Objective: Report all lines holding "Mère".
○ ○ ○ ○ ○ ○ ○
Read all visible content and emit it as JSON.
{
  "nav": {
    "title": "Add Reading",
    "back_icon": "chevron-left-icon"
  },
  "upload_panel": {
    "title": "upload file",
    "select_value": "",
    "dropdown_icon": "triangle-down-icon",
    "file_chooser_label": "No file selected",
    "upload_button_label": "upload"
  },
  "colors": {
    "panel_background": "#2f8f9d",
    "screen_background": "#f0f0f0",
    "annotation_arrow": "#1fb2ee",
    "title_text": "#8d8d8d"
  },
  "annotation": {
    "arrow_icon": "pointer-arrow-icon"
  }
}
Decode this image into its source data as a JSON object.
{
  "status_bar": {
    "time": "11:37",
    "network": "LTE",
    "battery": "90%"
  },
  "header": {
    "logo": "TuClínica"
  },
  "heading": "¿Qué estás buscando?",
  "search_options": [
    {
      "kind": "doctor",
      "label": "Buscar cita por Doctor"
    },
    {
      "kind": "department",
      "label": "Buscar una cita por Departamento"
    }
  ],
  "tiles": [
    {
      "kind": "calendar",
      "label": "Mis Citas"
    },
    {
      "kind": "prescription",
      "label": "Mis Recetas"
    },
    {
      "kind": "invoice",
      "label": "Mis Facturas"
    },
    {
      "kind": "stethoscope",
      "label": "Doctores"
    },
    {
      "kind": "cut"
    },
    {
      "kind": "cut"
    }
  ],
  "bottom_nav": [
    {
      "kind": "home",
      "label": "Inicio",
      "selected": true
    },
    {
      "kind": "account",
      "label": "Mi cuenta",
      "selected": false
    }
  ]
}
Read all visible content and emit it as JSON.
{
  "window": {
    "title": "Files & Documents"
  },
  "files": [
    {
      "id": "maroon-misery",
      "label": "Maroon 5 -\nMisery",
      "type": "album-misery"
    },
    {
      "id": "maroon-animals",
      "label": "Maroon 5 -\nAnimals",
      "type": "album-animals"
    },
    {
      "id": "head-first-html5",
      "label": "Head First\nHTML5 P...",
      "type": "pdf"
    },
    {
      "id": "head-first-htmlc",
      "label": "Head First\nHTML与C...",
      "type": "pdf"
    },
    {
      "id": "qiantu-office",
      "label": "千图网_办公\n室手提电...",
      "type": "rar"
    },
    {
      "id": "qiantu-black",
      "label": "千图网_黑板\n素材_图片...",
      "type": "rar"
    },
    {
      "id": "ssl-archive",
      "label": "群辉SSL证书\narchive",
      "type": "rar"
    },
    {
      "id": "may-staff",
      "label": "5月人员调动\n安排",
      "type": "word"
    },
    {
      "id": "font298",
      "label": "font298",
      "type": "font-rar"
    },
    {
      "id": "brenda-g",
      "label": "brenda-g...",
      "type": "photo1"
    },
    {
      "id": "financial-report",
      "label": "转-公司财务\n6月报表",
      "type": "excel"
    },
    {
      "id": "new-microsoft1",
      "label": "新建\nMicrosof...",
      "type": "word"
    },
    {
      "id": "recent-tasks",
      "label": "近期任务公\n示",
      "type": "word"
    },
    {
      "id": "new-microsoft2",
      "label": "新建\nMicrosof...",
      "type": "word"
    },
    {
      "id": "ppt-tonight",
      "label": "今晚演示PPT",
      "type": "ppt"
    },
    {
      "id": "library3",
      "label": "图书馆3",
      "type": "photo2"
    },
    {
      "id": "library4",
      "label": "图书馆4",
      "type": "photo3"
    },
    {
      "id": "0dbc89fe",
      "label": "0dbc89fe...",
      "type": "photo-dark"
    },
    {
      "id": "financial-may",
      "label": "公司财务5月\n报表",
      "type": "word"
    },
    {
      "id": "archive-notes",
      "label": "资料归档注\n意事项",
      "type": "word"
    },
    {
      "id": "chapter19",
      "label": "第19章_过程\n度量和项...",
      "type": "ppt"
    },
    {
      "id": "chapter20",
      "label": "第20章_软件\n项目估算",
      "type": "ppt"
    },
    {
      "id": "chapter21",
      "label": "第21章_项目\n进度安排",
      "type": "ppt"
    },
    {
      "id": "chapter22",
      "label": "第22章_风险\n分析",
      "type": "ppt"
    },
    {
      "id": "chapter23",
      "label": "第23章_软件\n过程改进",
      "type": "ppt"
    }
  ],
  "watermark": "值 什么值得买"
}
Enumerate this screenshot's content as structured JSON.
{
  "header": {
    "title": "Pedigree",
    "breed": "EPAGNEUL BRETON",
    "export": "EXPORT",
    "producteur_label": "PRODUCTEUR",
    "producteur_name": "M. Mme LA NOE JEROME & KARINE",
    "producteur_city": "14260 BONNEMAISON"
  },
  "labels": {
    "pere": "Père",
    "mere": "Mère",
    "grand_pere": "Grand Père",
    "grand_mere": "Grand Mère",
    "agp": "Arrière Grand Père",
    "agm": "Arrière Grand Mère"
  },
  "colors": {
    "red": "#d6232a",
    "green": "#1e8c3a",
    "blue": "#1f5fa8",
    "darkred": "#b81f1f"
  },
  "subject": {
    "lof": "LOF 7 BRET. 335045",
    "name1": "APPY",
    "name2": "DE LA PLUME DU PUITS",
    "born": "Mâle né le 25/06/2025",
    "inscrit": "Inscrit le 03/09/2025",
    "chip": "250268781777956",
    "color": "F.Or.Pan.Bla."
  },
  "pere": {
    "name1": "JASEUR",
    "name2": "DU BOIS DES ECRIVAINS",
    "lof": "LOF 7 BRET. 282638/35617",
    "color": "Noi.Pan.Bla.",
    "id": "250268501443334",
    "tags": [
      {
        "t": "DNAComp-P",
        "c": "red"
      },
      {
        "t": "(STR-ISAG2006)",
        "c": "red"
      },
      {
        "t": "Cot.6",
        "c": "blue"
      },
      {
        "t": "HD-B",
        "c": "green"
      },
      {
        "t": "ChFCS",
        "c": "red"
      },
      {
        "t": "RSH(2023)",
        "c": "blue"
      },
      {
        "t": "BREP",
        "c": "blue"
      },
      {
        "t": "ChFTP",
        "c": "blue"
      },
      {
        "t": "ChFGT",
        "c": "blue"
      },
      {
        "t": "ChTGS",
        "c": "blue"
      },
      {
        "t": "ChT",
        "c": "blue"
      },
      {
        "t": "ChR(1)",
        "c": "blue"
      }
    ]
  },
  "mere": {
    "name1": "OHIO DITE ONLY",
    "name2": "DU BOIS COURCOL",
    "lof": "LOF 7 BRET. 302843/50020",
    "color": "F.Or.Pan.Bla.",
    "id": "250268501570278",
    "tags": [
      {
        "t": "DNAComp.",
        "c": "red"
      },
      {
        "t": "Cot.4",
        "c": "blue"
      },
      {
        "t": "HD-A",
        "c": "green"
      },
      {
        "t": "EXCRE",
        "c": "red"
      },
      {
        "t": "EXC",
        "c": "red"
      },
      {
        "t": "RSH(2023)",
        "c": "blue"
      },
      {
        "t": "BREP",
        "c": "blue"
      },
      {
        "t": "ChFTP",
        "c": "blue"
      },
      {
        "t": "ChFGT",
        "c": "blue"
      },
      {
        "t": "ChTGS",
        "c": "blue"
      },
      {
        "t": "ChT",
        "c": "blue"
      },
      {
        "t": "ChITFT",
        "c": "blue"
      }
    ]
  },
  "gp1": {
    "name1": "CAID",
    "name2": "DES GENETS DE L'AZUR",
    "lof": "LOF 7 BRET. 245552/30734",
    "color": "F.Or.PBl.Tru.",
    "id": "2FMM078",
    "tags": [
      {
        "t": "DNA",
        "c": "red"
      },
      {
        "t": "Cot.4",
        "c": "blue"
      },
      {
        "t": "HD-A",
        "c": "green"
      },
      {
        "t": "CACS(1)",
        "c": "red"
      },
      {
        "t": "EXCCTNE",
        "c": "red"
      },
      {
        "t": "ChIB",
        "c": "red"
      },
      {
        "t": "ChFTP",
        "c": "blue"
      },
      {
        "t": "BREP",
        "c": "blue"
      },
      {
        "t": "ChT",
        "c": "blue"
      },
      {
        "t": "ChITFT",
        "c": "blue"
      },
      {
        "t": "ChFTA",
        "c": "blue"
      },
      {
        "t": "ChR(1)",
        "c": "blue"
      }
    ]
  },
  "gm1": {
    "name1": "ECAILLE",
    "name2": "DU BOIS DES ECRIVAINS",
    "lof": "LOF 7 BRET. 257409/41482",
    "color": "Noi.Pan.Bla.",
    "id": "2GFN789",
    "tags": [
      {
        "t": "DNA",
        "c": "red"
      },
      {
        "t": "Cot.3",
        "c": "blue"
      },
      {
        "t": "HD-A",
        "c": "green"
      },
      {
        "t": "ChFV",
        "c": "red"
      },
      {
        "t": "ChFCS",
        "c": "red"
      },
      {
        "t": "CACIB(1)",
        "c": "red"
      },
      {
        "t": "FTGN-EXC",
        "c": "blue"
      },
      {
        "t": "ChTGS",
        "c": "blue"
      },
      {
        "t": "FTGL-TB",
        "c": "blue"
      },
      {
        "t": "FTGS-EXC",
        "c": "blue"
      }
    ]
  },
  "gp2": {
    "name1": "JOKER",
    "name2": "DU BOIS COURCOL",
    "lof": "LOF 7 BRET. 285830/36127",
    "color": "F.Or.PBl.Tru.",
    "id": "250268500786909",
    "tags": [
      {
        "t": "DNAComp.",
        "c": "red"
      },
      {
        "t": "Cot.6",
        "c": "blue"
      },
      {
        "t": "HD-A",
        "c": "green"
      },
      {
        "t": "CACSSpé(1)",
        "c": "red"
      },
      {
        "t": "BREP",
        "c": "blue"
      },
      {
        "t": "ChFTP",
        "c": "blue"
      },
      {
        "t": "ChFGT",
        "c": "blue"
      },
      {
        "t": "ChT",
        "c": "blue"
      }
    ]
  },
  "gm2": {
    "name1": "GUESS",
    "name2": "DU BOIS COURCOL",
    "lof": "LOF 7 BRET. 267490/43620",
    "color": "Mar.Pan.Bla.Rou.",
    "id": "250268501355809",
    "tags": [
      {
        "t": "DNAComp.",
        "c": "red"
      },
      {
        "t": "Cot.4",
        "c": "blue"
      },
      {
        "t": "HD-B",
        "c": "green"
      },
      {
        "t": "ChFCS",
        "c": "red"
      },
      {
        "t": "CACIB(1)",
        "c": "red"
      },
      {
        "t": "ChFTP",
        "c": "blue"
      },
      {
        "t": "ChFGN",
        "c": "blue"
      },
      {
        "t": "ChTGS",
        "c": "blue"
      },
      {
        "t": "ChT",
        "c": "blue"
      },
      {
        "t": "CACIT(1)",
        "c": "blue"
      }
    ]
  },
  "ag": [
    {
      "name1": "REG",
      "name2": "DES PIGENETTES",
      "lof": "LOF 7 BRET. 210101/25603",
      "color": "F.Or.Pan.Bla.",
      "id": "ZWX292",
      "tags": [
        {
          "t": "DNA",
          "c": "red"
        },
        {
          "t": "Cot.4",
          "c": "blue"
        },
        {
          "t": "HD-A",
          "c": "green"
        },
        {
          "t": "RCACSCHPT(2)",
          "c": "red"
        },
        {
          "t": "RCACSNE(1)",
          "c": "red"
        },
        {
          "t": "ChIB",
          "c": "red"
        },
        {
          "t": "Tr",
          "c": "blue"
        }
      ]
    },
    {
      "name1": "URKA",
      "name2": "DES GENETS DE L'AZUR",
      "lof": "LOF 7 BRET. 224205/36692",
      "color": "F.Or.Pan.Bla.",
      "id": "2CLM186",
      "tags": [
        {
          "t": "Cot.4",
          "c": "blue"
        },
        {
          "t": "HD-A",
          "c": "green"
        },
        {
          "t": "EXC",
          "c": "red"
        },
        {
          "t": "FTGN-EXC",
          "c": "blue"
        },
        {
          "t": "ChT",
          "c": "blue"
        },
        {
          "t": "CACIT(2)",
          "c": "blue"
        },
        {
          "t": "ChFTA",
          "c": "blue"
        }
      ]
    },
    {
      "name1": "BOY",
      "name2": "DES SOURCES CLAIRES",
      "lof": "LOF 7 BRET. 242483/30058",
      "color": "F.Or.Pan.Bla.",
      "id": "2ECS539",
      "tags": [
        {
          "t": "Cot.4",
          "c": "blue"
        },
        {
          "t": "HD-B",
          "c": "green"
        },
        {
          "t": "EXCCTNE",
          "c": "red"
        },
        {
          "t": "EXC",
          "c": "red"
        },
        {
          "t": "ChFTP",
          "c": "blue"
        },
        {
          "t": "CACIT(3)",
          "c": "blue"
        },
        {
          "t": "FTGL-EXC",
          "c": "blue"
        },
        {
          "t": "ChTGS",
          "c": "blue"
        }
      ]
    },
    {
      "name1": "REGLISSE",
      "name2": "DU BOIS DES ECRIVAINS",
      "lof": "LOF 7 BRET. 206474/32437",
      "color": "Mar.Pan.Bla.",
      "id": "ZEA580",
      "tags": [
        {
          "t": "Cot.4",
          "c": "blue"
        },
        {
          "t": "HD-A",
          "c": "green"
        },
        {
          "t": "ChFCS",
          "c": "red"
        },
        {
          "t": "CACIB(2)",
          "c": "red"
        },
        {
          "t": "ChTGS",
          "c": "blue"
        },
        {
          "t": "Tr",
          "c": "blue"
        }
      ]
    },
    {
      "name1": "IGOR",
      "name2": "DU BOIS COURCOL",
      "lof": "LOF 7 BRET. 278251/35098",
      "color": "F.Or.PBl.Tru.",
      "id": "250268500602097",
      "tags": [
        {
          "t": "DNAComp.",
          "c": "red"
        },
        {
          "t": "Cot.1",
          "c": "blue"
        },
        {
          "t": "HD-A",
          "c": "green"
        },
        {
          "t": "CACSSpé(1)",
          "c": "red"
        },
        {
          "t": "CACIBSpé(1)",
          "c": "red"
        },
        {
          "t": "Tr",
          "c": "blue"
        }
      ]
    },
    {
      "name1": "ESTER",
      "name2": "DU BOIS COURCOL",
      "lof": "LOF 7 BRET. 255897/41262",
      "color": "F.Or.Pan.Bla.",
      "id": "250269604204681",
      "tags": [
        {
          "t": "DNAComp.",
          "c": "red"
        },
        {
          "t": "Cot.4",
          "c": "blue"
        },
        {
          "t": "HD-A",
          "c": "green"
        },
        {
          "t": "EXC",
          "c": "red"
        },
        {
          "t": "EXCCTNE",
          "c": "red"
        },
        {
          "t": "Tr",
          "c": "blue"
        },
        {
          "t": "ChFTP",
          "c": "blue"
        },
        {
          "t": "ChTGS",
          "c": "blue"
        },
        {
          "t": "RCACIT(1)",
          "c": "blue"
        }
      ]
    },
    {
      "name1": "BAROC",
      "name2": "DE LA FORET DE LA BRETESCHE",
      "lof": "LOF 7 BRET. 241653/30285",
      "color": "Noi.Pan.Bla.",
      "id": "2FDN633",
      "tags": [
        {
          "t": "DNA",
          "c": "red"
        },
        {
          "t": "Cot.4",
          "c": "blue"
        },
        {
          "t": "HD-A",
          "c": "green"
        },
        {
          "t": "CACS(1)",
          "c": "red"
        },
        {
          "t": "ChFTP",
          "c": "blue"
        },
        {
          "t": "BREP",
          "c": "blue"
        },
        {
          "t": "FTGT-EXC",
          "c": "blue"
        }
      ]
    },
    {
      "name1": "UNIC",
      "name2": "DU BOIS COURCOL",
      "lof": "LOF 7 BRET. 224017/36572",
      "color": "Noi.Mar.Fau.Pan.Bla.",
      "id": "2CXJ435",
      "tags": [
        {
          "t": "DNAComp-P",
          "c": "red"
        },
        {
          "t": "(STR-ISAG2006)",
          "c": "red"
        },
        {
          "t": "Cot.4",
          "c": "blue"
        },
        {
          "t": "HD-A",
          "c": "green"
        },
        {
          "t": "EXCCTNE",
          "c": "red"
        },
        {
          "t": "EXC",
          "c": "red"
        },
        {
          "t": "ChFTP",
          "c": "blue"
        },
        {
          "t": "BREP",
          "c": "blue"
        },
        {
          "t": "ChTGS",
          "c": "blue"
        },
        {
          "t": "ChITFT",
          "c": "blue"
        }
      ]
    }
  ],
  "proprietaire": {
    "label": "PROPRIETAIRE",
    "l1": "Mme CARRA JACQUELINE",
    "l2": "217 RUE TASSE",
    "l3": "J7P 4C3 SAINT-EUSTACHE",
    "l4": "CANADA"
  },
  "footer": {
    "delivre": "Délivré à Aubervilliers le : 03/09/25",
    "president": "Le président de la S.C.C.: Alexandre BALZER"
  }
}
○ ○ ○ ○ ○ ○ ○
Exercise answer:
    "mere": "Mère",
    "grand_mere": "Grand Mère",
    "agm": "Arrière Grand Mère"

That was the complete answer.